Give only the number of lines in the records that include the string "مستأنفة".

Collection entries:
· · · · · · ·

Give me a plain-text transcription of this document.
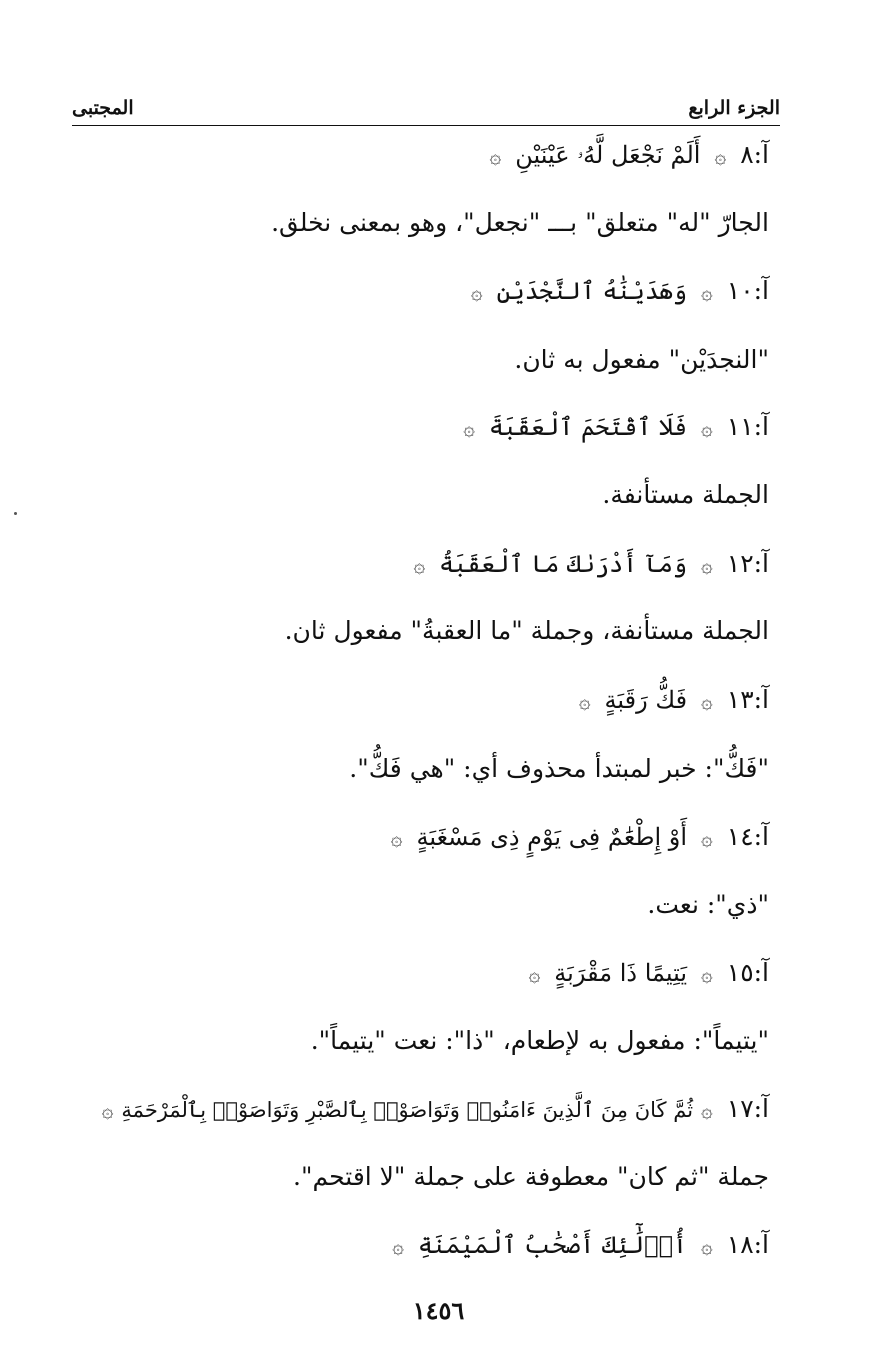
الجزء الرابع
المجتبى
آ:٨۞أَلَمْ نَجْعَل لَّهُۥ عَيْنَيْنِ۞
الجارّ "له" متعلق" بـــ "نجعل"، وهو بمعنى نخلق.
آ:١٠۞وَهَدَيْنَٰهُ ٱلنَّجْدَيْنِ۞
"النجدَيْن" مفعول به ثان.
آ:١١۞فَلَا ٱقْتَحَمَ ٱلْعَقَبَةَ۞
الجملة مستأنفة.
آ:١٢۞وَمَآ أَدْرَىٰكَ مَا ٱلْعَقَبَةُ۞
الجملة مستأنفة، وجملة "ما العقبةُ" مفعول ثان.
آ:١٣۞فَكُّ رَقَبَةٍ۞
"فَكُّ": خبر لمبتدأ محذوف أي: "هي فَكُّ".
آ:١٤۞أَوْ إِطْعَٰمٌ فِى يَوْمٍ ذِى مَسْغَبَةٍ۞
"ذي": نعت.
آ:١٥۞يَتِيمًا ذَا مَقْرَبَةٍ۞
"يتيماً": مفعول به لإطعام، "ذا": نعت "يتيماً".
آ:١٧۞ثُمَّ كَانَ مِنَ ٱلَّذِينَ ءَامَنُوا۟ وَتَوَاصَوْا۟ بِٱلصَّبْرِ وَتَوَاصَوْا۟ بِٱلْمَرْحَمَةِ۞
جملة "ثم كان" معطوفة على جملة "لا اقتحم".
آ:١٨۞أُو۟لَٰٓئِكَ أَصْحَٰبُ ٱلْمَيْمَنَةِ۞
١٤٥٦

· · · · · · ·

Answer to the problem:
2